▶ _WRITTEN INSTRUCTION_: Reproduce each line exactly, including spacing and punctuation.

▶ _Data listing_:
Begin

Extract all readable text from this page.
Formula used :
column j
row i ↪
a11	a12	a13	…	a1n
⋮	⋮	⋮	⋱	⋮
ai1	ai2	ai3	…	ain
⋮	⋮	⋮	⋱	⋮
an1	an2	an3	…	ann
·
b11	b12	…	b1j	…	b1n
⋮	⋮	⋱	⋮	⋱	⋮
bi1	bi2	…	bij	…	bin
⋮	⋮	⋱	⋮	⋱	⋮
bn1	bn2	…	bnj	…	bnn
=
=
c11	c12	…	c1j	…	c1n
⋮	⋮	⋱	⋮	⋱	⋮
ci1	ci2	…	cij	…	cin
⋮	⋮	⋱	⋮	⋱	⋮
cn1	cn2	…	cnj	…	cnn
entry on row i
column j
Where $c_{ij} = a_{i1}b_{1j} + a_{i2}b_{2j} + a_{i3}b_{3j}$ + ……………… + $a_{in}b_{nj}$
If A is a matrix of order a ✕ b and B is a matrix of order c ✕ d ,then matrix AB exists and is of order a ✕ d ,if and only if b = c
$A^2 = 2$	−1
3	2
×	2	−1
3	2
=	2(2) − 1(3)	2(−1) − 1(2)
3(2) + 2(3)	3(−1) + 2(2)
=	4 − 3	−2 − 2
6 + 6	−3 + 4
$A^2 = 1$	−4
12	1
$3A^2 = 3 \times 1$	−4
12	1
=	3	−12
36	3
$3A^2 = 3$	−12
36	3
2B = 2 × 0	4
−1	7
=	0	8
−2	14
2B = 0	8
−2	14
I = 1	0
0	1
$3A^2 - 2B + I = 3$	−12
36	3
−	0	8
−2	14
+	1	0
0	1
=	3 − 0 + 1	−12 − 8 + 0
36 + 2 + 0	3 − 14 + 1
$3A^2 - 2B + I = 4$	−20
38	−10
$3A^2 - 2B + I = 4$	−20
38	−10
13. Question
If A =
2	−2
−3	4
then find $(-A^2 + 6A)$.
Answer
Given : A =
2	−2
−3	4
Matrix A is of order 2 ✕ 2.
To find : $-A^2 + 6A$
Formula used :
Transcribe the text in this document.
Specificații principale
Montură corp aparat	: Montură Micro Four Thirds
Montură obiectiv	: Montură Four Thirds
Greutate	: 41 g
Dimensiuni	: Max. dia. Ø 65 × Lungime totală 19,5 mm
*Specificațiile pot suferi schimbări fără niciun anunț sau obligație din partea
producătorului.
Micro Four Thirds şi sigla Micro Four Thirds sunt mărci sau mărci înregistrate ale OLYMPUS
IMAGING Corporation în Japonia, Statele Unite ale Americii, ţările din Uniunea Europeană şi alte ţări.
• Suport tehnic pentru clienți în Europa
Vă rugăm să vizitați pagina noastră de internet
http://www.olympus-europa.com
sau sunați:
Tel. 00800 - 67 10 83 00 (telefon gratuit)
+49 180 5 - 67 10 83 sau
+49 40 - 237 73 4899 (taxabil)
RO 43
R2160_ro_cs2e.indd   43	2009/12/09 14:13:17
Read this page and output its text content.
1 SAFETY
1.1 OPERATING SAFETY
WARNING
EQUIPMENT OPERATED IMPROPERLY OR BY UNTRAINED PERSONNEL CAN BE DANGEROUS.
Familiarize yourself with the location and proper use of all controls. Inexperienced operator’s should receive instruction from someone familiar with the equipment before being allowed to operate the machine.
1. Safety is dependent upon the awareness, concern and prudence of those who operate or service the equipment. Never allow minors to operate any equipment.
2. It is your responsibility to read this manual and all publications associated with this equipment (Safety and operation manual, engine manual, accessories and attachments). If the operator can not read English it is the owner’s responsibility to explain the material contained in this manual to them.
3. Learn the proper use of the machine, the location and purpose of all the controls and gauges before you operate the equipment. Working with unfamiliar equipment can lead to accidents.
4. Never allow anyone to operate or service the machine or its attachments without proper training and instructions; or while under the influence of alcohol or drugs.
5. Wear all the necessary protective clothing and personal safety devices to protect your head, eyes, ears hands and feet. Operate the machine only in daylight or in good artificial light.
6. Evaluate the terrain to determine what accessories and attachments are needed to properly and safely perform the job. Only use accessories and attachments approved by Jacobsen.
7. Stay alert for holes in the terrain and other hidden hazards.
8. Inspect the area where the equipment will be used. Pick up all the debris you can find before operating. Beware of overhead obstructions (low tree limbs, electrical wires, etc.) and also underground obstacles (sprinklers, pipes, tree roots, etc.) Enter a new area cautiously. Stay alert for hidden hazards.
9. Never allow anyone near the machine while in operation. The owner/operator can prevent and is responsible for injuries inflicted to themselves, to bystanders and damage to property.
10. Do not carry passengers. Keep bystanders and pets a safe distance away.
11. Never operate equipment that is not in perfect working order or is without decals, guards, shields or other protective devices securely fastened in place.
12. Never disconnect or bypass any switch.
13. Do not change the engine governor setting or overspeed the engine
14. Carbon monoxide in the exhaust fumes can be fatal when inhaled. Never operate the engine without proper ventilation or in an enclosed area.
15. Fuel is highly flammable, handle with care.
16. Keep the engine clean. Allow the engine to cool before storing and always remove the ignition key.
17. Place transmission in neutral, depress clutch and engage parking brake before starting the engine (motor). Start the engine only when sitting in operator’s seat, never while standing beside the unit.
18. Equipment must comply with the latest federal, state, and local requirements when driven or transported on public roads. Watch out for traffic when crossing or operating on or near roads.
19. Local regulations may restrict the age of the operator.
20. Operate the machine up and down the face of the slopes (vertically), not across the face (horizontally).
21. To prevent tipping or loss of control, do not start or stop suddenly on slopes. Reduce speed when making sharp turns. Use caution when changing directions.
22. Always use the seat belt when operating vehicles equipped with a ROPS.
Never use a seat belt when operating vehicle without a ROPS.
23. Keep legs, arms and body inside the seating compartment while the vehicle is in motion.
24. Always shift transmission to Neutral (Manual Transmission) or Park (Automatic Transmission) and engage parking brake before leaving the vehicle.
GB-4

End

▶ _TASK SOLUTION_:
Extract all readable text from this page.
Formula used :
column j
row i ↪
a11	a12	a13	…	a1n
⋮	⋮	⋮	⋱	⋮
ai1	ai2	ai3	…	ain
⋮	⋮	⋮	⋱	⋮
an1	an2	an3	…	ann
·
b11	b12	…	b1j	…	b1n
⋮	⋮	⋱	⋮	⋱	⋮
bi1	bi2	…	bij	…	bin
⋮	⋮	⋱	⋮	⋱	⋮
bn1	bn2	…	bnj	…	bnn
=
=
c11	c12	…	c1j	…	c1n
⋮	⋮	⋱	⋮	⋱	⋮
ci1	ci2	…	cij	…	cin
⋮	⋮	⋱	⋮	⋱	⋮
cn1	cn2	…	cnj	…	cnn
entry on row i
column j
Where $c_{ij} = a_{i1}b_{1j} + a_{i2}b_{2j} + a_{i3}b_{3j}$ + ……………… + $a_{in}b_{nj}$
If A is a matrix of order a ✕ b and B is a matrix of order c ✕ d ,then matrix AB exists and is of order a ✕ d ,if and only if b = c
$A^2 = 2$	−1
3	2
×	2	−1
3	2
=	2(2) − 1(3)	2(−1) − 1(2)
3(2) + 2(3)	3(−1) + 2(2)
=	4 − 3	−2 − 2
6 + 6	−3 + 4
$A^2 = 1$	−4
12	1
$3A^2 = 3 \times 1$	−4
12	1
=	3	−12
36	3
$3A^2 = 3$	−12
36	3
2B = 2 × 0	4
−1	7
=	0	8
−2	14
2B = 0	8
−2	14
I = 1	0
0	1
$3A^2 - 2B + I = 3$	−12
36	3
−	0	8
−2	14
+	1	0
0	1
=	3 − 0 + 1	−12 − 8 + 0
36 + 2 + 0	3 − 14 + 1
$3A^2 - 2B + I = 4$	−20
38	−10
$3A^2 - 2B + I = 4$	−20
38	−10
13. Question
If A =
2	−2
−3	4
then find $(-A^2 + 6A)$.
Answer
Given : A =
2	−2
−3	4
Matrix A is of order 2 ✕ 2.
To find : $-A^2 + 6A$
Formula used :
Transcribe the text in this document.
Specificații principale
Montură corp aparat	: Montură Micro Four Thirds
Montură obiectiv	: Montură Four Thirds
Greutate	: 41 g
Dimensiuni	: Max. dia. Ø 65 × Lungime totală 19,5 mm
*Specificațiile pot suferi schimbări fără niciun anunț sau obligație din partea
producătorului.
Micro Four Thirds şi sigla Micro Four Thirds sunt mărci sau mărci înregistrate ale OLYMPUS
IMAGING Corporation în Japonia, Statele Unite ale Americii, ţările din Uniunea Europeană şi alte ţări.
• Suport tehnic pentru clienți în Europa
Vă rugăm să vizitați pagina noastră de internet
http://www.olympus-europa.com
sau sunați:
Tel. 00800 - 67 10 83 00 (telefon gratuit)
+49 180 5 - 67 10 83 sau
+49 40 - 237 73 4899 (taxabil)
RO 43
R2160_ro_cs2e.indd   43	2009/12/09 14:13:17
Read this page and output its text content.
1 SAFETY
1.1 OPERATING SAFETY
WARNING
EQUIPMENT OPERATED IMPROPERLY OR BY UNTRAINED PERSONNEL CAN BE DANGEROUS.
Familiarize yourself with the location and proper use of all controls. Inexperienced operator’s should receive instruction from someone familiar with the equipment before being allowed to operate the machine.
1. Safety is dependent upon the awareness, concern and prudence of those who operate or service the equipment. Never allow minors to operate any equipment.
2. It is your responsibility to read this manual and all publications associated with this equipment (Safety and operation manual, engine manual, accessories and attachments). If the operator can not read English it is the owner’s responsibility to explain the material contained in this manual to them.
3. Learn the proper use of the machine, the location and purpose of all the controls and gauges before you operate the equipment. Working with unfamiliar equipment can lead to accidents.
4. Never allow anyone to operate or service the machine or its attachments without proper training and instructions; or while under the influence of alcohol or drugs.
5. Wear all the necessary protective clothing and personal safety devices to protect your head, eyes, ears hands and feet. Operate the machine only in daylight or in good artificial light.
6. Evaluate the terrain to determine what accessories and attachments are needed to properly and safely perform the job. Only use accessories and attachments approved by Jacobsen.
7. Stay alert for holes in the terrain and other hidden hazards.
8. Inspect the area where the equipment will be used. Pick up all the debris you can find before operating. Beware of overhead obstructions (low tree limbs, electrical wires, etc.) and also underground obstacles (sprinklers, pipes, tree roots, etc.) Enter a new area cautiously. Stay alert for hidden hazards.
9. Never allow anyone near the machine while in operation. The owner/operator can prevent and is responsible for injuries inflicted to themselves, to bystanders and damage to property.
10. Do not carry passengers. Keep bystanders and pets a safe distance away.
11. Never operate equipment that is not in perfect working order or is without decals, guards, shields or other protective devices securely fastened in place.
12. Never disconnect or bypass any switch.
13. Do not change the engine governor setting or overspeed the engine
14. Carbon monoxide in the exhaust fumes can be fatal when inhaled. Never operate the engine without proper ventilation or in an enclosed area.
15. Fuel is highly flammable, handle with care.
16. Keep the engine clean. Allow the engine to cool before storing and always remove the ignition key.
17. Place transmission in neutral, depress clutch and engage parking brake before starting the engine (motor). Start the engine only when sitting in operator’s seat, never while standing beside the unit.
18. Equipment must comply with the latest federal, state, and local requirements when driven or transported on public roads. Watch out for traffic when crossing or operating on or near roads.
19. Local regulations may restrict the age of the operator.
20. Operate the machine up and down the face of the slopes (vertically), not across the face (horizontally).
21. To prevent tipping or loss of control, do not start or stop suddenly on slopes. Reduce speed when making sharp turns. Use caution when changing directions.
22. Always use the seat belt when operating vehicles equipped with a ROPS.
Never use a seat belt when operating vehicle without a ROPS.
23. Keep legs, arms and body inside the seating compartment while the vehicle is in motion.
24. Always shift transmission to Neutral (Manual Transmission) or Park (Automatic Transmission) and engage parking brake before leaving the vehicle.
GB-4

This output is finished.